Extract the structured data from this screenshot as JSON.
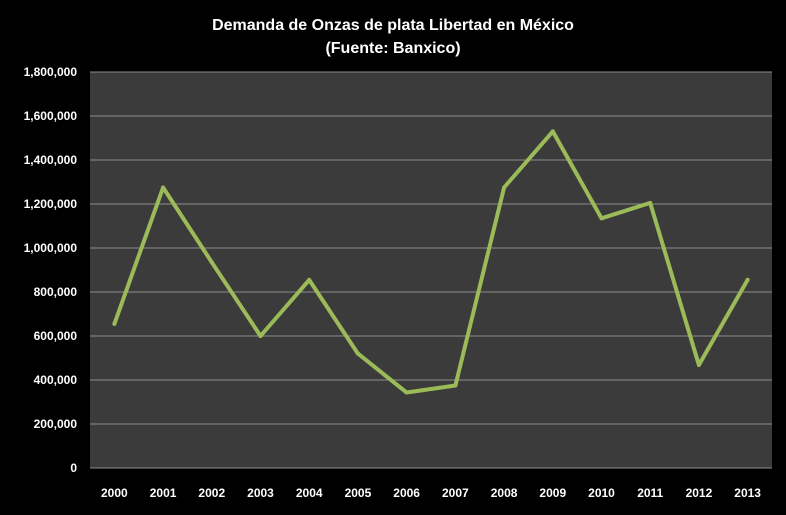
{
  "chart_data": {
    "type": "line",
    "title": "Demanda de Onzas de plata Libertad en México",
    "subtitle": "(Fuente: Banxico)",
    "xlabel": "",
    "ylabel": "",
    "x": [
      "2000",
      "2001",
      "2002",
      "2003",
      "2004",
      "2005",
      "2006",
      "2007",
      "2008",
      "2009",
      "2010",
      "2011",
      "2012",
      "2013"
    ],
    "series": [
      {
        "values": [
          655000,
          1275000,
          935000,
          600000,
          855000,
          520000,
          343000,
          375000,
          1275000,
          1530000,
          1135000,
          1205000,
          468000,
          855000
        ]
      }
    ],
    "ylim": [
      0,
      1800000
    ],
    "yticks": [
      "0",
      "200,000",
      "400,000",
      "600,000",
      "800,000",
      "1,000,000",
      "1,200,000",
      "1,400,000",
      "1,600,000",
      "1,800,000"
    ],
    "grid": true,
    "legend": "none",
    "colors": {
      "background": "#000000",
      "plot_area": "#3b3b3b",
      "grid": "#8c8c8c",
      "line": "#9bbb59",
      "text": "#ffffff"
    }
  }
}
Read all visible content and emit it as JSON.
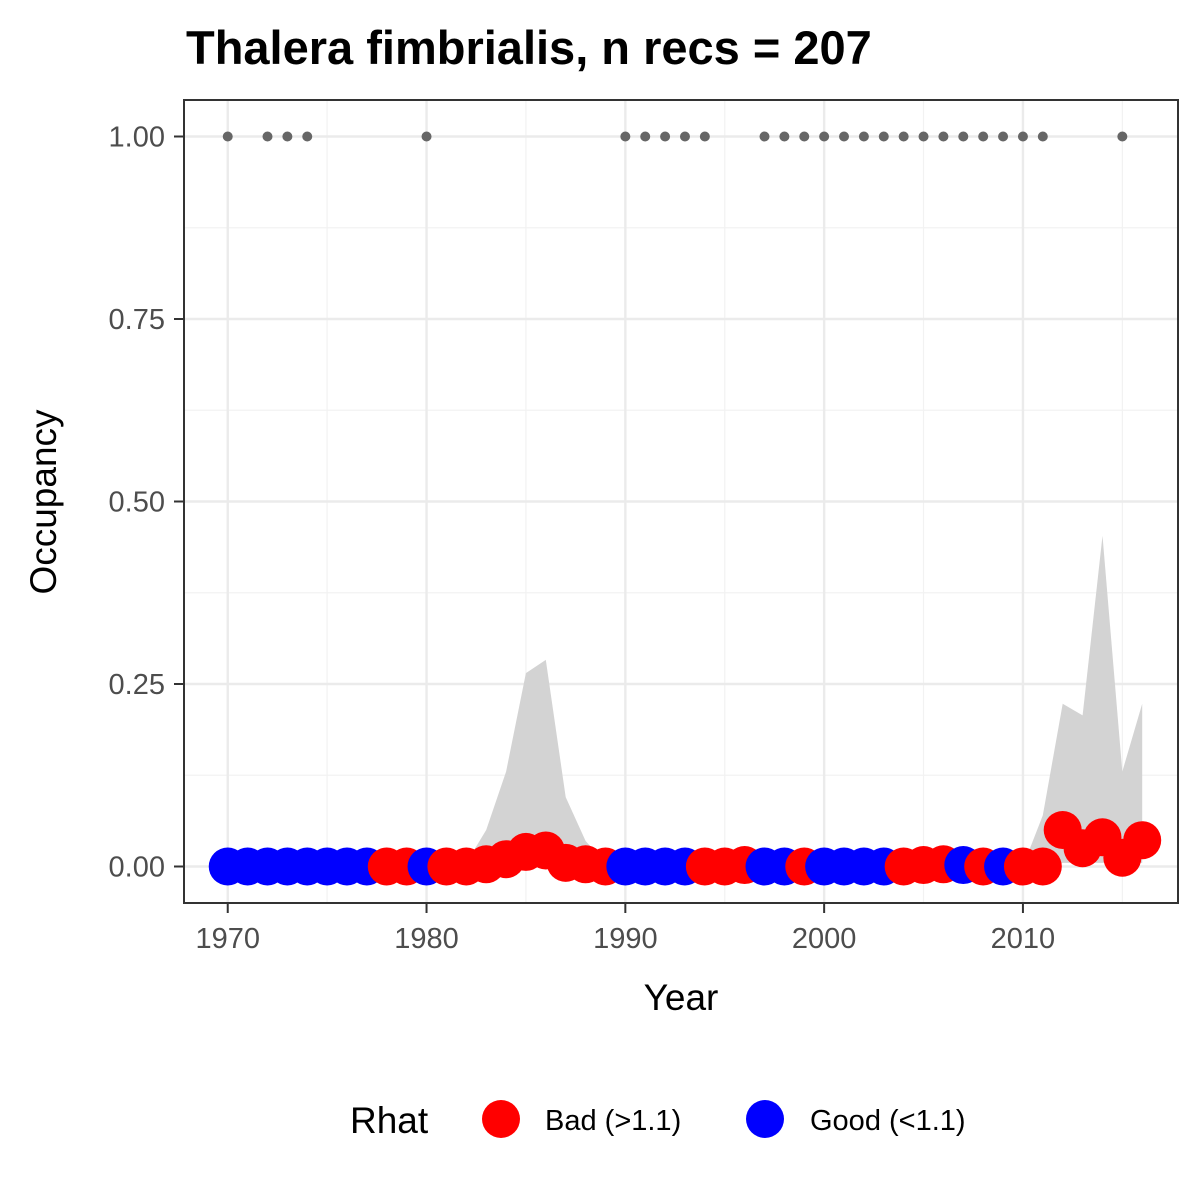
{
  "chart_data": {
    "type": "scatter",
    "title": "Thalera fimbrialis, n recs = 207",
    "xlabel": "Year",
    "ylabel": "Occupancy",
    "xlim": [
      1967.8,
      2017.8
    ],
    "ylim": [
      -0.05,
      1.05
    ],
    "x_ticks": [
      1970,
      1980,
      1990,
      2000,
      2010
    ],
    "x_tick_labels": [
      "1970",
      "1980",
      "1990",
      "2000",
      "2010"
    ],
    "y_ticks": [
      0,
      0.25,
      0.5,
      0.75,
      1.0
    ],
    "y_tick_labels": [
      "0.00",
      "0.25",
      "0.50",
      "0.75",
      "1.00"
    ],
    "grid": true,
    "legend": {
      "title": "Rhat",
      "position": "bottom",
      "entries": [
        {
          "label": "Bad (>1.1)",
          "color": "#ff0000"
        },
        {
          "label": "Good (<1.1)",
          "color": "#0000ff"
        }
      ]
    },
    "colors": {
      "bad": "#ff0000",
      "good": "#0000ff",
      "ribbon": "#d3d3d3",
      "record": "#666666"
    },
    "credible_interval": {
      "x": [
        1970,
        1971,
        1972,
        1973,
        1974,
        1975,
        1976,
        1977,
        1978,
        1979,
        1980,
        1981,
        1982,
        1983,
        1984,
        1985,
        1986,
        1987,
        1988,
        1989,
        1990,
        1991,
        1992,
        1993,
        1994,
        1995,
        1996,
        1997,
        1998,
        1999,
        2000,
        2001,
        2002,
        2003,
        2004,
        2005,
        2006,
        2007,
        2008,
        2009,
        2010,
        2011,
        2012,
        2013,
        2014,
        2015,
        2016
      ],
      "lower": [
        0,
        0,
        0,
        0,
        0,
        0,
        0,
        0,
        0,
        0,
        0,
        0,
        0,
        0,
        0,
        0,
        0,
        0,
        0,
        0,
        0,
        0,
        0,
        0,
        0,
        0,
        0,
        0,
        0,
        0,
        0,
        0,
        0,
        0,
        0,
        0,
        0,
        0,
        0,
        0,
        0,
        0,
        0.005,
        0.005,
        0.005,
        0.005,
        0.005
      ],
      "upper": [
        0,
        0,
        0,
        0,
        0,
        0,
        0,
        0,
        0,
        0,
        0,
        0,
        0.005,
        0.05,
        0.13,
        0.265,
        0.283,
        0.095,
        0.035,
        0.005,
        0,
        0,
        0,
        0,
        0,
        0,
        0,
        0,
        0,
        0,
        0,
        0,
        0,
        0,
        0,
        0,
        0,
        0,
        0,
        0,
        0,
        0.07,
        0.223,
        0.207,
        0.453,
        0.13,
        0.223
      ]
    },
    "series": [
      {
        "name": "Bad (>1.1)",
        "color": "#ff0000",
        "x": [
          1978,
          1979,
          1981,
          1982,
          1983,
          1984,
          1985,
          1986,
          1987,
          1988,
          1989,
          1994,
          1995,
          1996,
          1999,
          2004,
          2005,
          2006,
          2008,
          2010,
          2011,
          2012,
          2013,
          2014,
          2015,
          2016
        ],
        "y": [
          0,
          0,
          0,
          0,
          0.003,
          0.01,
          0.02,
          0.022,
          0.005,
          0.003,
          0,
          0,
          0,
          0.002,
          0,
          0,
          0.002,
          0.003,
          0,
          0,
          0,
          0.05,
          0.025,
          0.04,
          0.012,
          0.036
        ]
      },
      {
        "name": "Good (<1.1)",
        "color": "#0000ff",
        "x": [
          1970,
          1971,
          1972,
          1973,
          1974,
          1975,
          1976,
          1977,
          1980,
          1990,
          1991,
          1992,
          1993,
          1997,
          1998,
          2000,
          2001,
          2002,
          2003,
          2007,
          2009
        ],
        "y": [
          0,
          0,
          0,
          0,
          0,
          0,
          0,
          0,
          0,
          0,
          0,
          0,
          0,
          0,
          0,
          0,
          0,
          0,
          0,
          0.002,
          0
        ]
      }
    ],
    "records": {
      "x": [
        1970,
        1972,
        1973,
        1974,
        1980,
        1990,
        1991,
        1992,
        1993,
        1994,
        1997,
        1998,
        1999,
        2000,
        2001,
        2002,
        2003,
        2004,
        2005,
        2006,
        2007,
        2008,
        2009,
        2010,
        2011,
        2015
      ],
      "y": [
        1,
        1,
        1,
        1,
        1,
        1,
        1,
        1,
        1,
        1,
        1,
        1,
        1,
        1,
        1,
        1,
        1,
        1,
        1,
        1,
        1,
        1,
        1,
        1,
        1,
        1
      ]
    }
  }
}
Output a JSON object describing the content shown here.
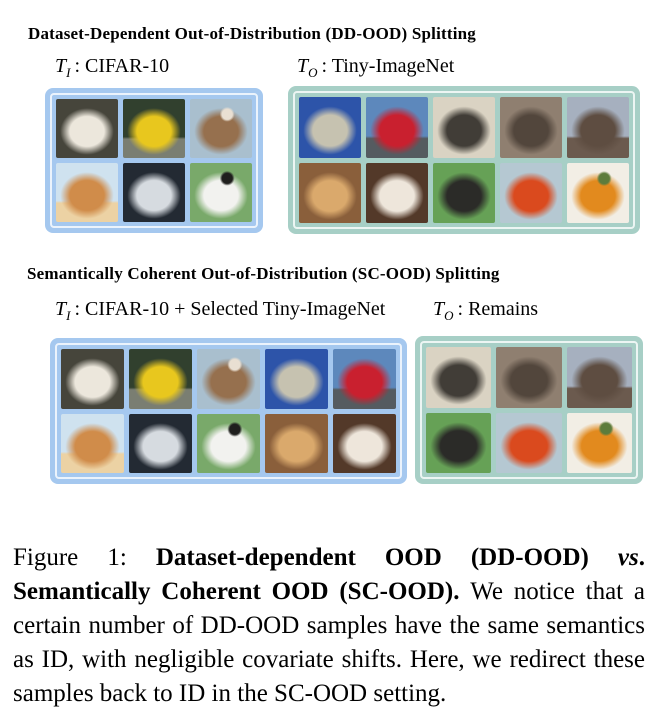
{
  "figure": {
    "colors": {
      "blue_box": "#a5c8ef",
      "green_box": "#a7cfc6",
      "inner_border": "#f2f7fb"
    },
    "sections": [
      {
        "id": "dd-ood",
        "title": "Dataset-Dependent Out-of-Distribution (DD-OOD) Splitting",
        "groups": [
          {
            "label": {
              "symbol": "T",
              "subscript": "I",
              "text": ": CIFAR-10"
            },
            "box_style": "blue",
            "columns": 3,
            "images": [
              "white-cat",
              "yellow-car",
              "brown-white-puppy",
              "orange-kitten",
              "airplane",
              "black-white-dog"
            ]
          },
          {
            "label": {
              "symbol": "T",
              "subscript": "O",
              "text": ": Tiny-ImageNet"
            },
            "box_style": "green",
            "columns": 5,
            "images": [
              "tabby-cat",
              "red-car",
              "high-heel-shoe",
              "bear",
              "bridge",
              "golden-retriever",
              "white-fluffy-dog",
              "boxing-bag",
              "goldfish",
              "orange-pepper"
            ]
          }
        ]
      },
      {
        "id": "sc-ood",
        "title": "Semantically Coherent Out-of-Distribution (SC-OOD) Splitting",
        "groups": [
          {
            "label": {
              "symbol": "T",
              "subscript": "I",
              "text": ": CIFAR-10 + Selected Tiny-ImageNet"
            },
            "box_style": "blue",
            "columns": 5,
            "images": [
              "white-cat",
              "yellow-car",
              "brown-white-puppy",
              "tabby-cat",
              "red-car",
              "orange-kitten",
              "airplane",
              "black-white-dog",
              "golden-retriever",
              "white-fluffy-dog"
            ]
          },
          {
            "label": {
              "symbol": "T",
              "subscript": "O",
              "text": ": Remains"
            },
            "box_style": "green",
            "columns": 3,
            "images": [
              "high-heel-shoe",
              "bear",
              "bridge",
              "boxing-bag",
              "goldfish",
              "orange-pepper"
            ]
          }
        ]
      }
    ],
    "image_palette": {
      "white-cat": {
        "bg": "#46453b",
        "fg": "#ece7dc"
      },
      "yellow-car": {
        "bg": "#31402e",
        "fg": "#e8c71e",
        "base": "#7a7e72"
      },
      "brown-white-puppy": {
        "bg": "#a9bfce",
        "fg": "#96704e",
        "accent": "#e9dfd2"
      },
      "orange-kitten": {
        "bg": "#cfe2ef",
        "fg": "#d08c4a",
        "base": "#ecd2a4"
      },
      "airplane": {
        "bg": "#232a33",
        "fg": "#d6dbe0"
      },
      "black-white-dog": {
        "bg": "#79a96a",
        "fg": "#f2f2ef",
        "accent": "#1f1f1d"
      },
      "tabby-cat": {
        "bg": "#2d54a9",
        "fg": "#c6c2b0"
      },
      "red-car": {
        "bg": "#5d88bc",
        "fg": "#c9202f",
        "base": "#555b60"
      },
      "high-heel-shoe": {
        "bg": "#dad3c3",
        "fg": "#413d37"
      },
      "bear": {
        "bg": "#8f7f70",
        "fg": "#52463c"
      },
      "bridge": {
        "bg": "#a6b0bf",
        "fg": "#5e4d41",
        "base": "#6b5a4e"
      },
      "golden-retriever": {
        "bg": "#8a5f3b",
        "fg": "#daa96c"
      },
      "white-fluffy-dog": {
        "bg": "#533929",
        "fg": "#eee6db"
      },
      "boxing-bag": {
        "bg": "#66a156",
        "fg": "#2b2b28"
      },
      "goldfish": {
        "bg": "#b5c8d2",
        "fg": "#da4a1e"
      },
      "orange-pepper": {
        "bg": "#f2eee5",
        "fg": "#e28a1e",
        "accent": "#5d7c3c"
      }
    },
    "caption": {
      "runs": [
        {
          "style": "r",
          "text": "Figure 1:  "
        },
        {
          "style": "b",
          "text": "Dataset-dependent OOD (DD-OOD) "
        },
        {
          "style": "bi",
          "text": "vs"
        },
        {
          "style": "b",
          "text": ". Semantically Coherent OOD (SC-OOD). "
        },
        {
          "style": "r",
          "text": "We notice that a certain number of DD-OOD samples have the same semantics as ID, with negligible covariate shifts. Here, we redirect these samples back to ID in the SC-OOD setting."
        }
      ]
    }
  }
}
────
# Problem to solve:
Look through the listing and extract every line with "Coherent" in it.

# Output of the exercise:
        "title": "Semantically Coherent Out-of-Distribution (SC-OOD) Splitting",
          "text": ". Semantically Coherent OOD (SC-OOD). "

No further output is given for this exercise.